— START —
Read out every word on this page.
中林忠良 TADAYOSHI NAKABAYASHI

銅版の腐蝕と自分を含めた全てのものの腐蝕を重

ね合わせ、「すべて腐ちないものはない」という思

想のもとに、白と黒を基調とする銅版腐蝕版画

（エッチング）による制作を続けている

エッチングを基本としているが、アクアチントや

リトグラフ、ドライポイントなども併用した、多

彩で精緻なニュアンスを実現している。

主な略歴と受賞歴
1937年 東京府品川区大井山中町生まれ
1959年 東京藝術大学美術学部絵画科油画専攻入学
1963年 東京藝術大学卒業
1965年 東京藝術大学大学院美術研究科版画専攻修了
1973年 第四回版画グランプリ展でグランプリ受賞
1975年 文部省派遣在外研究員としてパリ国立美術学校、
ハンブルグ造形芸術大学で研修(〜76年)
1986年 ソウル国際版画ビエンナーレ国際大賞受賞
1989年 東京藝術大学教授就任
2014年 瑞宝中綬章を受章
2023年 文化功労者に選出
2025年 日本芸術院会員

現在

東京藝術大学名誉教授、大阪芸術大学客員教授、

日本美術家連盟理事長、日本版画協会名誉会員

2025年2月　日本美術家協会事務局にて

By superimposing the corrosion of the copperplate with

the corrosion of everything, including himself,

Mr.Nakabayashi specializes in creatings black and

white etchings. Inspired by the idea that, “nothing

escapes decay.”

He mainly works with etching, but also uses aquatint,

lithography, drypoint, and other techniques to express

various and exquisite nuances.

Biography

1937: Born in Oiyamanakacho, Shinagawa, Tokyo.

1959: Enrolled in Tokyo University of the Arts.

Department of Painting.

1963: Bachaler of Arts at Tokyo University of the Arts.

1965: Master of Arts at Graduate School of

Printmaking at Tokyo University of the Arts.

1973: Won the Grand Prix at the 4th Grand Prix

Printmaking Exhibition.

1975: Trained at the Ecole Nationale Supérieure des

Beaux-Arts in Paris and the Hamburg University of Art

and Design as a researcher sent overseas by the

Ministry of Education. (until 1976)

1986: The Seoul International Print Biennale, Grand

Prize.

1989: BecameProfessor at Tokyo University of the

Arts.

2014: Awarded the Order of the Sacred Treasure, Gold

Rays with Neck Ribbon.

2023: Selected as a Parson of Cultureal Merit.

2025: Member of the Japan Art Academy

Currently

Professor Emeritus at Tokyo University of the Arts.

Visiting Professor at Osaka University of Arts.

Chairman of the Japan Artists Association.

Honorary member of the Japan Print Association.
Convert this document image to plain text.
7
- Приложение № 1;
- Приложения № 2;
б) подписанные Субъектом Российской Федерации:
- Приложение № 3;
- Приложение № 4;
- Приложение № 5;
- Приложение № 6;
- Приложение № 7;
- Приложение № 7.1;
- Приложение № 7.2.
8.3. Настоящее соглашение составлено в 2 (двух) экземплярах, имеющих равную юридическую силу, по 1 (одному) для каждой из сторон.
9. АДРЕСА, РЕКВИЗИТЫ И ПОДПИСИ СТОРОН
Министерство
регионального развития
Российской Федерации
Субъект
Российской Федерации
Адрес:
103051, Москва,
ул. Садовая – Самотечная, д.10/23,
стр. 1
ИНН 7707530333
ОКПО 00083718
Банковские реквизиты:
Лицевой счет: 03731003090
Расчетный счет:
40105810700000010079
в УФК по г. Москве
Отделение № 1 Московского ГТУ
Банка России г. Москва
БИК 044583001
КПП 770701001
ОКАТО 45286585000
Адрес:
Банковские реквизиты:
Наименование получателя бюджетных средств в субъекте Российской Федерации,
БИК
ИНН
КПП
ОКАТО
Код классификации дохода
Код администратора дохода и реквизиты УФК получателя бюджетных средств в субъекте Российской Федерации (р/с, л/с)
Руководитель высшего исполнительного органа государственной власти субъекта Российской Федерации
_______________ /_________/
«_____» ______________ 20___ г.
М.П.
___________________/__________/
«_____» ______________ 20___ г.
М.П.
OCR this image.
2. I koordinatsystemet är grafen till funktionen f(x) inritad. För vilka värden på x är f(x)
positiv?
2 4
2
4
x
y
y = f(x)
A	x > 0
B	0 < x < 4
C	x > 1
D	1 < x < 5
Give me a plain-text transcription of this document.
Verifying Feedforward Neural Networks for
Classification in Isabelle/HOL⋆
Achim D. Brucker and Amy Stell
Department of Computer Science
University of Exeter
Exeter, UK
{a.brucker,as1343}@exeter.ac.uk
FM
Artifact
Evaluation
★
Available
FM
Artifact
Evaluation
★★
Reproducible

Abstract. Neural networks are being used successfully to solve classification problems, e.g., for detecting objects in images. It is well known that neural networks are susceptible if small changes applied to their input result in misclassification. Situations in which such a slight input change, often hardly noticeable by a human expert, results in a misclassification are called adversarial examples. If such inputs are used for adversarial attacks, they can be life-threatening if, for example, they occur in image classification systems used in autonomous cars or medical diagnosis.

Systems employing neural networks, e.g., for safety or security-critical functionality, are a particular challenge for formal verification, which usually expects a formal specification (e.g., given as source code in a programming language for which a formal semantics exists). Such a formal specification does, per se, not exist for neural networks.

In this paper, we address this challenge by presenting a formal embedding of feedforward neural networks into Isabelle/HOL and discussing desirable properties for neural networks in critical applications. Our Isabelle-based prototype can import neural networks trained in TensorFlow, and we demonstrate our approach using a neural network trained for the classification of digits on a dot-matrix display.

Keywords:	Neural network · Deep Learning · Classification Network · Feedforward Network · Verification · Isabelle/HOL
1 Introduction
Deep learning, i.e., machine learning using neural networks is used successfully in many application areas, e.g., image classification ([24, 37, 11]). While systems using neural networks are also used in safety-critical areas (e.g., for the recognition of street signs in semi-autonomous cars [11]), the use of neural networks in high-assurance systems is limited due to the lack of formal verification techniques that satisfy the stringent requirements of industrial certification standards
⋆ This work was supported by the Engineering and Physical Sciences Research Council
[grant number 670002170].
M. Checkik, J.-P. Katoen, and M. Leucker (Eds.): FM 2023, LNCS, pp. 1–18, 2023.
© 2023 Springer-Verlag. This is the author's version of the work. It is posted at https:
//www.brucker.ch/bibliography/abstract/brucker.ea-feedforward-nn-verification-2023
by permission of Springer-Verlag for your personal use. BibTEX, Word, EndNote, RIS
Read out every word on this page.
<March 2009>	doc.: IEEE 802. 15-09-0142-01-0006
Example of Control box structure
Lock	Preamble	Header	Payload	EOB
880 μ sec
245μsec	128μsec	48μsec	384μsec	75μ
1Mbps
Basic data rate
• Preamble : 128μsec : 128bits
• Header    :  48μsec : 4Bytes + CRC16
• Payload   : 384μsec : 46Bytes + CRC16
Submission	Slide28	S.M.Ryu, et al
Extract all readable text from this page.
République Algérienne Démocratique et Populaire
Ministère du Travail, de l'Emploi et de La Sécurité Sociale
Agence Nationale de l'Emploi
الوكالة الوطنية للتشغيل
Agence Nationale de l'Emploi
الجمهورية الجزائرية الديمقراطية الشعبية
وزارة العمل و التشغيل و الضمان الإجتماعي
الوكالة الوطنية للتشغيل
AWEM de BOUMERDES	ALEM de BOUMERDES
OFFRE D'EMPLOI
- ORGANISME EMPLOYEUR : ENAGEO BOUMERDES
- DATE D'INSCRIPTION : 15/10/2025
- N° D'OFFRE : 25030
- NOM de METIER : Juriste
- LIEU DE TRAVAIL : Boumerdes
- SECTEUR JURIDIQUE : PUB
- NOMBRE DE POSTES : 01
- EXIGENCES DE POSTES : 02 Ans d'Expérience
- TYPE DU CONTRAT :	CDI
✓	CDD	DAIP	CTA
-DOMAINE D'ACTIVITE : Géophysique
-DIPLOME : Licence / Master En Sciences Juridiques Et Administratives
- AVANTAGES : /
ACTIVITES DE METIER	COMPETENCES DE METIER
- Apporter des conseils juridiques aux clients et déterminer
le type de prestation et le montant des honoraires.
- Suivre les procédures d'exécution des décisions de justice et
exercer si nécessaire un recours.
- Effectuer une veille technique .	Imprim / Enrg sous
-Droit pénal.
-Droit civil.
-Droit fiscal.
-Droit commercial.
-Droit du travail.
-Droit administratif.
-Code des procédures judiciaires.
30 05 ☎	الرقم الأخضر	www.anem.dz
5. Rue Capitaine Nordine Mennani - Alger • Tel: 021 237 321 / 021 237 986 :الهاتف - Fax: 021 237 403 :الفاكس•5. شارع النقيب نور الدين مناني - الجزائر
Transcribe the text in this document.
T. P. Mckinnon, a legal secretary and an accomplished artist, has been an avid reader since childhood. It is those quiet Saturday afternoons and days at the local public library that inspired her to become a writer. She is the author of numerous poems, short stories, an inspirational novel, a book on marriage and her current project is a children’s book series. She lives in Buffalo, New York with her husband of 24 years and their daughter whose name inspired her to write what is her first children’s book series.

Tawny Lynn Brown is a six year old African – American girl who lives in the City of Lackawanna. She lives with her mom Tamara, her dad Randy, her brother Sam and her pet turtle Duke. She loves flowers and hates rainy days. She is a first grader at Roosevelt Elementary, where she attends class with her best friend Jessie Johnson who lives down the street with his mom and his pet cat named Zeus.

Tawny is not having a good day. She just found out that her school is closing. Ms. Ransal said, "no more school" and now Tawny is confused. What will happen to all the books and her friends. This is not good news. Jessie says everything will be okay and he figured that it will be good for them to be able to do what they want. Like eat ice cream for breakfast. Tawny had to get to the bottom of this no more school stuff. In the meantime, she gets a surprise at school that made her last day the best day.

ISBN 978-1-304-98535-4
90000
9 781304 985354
— END —
**THE EXERCISE**
Go through the listing above and pull out each line containing the word "счет".

**EXERCISE OUTPUT**
Лицевой счет: 03731003090
Расчетный счет:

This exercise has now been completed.